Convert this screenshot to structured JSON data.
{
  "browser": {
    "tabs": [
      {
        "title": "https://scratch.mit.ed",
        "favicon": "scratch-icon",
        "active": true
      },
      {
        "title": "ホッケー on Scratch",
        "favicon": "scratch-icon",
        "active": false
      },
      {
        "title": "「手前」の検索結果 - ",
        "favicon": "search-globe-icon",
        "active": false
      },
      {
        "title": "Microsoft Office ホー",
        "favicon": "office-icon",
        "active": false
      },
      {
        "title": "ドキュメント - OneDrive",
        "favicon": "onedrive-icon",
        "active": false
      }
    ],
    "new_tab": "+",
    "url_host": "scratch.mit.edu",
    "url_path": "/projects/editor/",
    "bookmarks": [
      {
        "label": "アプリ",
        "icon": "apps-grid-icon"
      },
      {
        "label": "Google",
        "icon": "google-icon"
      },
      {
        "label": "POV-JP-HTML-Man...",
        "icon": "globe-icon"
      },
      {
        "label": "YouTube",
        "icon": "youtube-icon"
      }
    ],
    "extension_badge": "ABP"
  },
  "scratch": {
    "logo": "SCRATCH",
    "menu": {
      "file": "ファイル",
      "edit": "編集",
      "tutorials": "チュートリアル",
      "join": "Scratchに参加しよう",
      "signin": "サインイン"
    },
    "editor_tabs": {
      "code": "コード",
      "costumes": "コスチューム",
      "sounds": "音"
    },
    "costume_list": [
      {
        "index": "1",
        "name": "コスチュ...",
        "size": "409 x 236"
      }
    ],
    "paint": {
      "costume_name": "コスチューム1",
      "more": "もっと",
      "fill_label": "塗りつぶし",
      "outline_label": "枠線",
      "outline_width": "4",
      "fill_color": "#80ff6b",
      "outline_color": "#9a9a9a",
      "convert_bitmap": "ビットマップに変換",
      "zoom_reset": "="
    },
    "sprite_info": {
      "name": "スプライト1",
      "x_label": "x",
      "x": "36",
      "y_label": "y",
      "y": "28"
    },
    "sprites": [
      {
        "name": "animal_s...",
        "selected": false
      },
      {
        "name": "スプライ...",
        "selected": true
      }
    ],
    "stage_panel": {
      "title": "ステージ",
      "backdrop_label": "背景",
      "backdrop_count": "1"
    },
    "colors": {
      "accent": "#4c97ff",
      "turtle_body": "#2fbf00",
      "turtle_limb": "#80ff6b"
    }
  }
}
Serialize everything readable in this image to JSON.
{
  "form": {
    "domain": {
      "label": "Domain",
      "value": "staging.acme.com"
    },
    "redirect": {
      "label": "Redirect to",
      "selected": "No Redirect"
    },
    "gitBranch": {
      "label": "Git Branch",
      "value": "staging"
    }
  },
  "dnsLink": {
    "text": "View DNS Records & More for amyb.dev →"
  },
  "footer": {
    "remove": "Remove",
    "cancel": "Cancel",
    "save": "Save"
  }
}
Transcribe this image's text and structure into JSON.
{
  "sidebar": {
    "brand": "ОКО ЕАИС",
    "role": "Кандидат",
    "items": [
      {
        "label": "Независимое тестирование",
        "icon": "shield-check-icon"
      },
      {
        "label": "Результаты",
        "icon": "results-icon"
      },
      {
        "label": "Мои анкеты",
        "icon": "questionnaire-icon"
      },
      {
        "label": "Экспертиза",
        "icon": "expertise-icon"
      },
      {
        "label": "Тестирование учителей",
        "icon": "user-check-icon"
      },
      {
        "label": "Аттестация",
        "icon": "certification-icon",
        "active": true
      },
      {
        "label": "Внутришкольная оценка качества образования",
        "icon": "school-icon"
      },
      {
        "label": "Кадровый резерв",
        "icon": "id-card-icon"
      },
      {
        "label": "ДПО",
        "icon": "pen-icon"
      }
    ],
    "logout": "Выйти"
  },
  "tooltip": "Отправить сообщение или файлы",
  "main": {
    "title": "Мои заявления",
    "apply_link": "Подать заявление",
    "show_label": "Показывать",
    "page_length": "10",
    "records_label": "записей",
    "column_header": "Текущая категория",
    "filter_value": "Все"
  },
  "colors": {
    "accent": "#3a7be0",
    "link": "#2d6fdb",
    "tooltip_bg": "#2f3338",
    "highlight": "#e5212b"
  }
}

**Task to carry out**
Repeat the data above, word for word.

**Exercise solution**
Convert this screenshot to structured JSON data.
{
  "browser": {
    "tabs": [
      {
        "title": "https://scratch.mit.ed",
        "favicon": "scratch-icon",
        "active": true
      },
      {
        "title": "ホッケー on Scratch",
        "favicon": "scratch-icon",
        "active": false
      },
      {
        "title": "「手前」の検索結果 - ",
        "favicon": "search-globe-icon",
        "active": false
      },
      {
        "title": "Microsoft Office ホー",
        "favicon": "office-icon",
        "active": false
      },
      {
        "title": "ドキュメント - OneDrive",
        "favicon": "onedrive-icon",
        "active": false
      }
    ],
    "new_tab": "+",
    "url_host": "scratch.mit.edu",
    "url_path": "/projects/editor/",
    "bookmarks": [
      {
        "label": "アプリ",
        "icon": "apps-grid-icon"
      },
      {
        "label": "Google",
        "icon": "google-icon"
      },
      {
        "label": "POV-JP-HTML-Man...",
        "icon": "globe-icon"
      },
      {
        "label": "YouTube",
        "icon": "youtube-icon"
      }
    ],
    "extension_badge": "ABP"
  },
  "scratch": {
    "logo": "SCRATCH",
    "menu": {
      "file": "ファイル",
      "edit": "編集",
      "tutorials": "チュートリアル",
      "join": "Scratchに参加しよう",
      "signin": "サインイン"
    },
    "editor_tabs": {
      "code": "コード",
      "costumes": "コスチューム",
      "sounds": "音"
    },
    "costume_list": [
      {
        "index": "1",
        "name": "コスチュ...",
        "size": "409 x 236"
      }
    ],
    "paint": {
      "costume_name": "コスチューム1",
      "more": "もっと",
      "fill_label": "塗りつぶし",
      "outline_label": "枠線",
      "outline_width": "4",
      "fill_color": "#80ff6b",
      "outline_color": "#9a9a9a",
      "convert_bitmap": "ビットマップに変換",
      "zoom_reset": "="
    },
    "sprite_info": {
      "name": "スプライト1",
      "x_label": "x",
      "x": "36",
      "y_label": "y",
      "y": "28"
    },
    "sprites": [
      {
        "name": "animal_s...",
        "selected": false
      },
      {
        "name": "スプライ...",
        "selected": true
      }
    ],
    "stage_panel": {
      "title": "ステージ",
      "backdrop_label": "背景",
      "backdrop_count": "1"
    },
    "colors": {
      "accent": "#4c97ff",
      "turtle_body": "#2fbf00",
      "turtle_limb": "#80ff6b"
    }
  }
}
Serialize everything readable in this image to JSON.
{
  "form": {
    "domain": {
      "label": "Domain",
      "value": "staging.acme.com"
    },
    "redirect": {
      "label": "Redirect to",
      "selected": "No Redirect"
    },
    "gitBranch": {
      "label": "Git Branch",
      "value": "staging"
    }
  },
  "dnsLink": {
    "text": "View DNS Records & More for amyb.dev →"
  },
  "footer": {
    "remove": "Remove",
    "cancel": "Cancel",
    "save": "Save"
  }
}
Transcribe this image's text and structure into JSON.
{
  "sidebar": {
    "brand": "ОКО ЕАИС",
    "role": "Кандидат",
    "items": [
      {
        "label": "Независимое тестирование",
        "icon": "shield-check-icon"
      },
      {
        "label": "Результаты",
        "icon": "results-icon"
      },
      {
        "label": "Мои анкеты",
        "icon": "questionnaire-icon"
      },
      {
        "label": "Экспертиза",
        "icon": "expertise-icon"
      },
      {
        "label": "Тестирование учителей",
        "icon": "user-check-icon"
      },
      {
        "label": "Аттестация",
        "icon": "certification-icon",
        "active": true
      },
      {
        "label": "Внутришкольная оценка качества образования",
        "icon": "school-icon"
      },
      {
        "label": "Кадровый резерв",
        "icon": "id-card-icon"
      },
      {
        "label": "ДПО",
        "icon": "pen-icon"
      }
    ],
    "logout": "Выйти"
  },
  "tooltip": "Отправить сообщение или файлы",
  "main": {
    "title": "Мои заявления",
    "apply_link": "Подать заявление",
    "show_label": "Показывать",
    "page_length": "10",
    "records_label": "записей",
    "column_header": "Текущая категория",
    "filter_value": "Все"
  },
  "colors": {
    "accent": "#3a7be0",
    "link": "#2d6fdb",
    "tooltip_bg": "#2f3338",
    "highlight": "#e5212b"
  }
}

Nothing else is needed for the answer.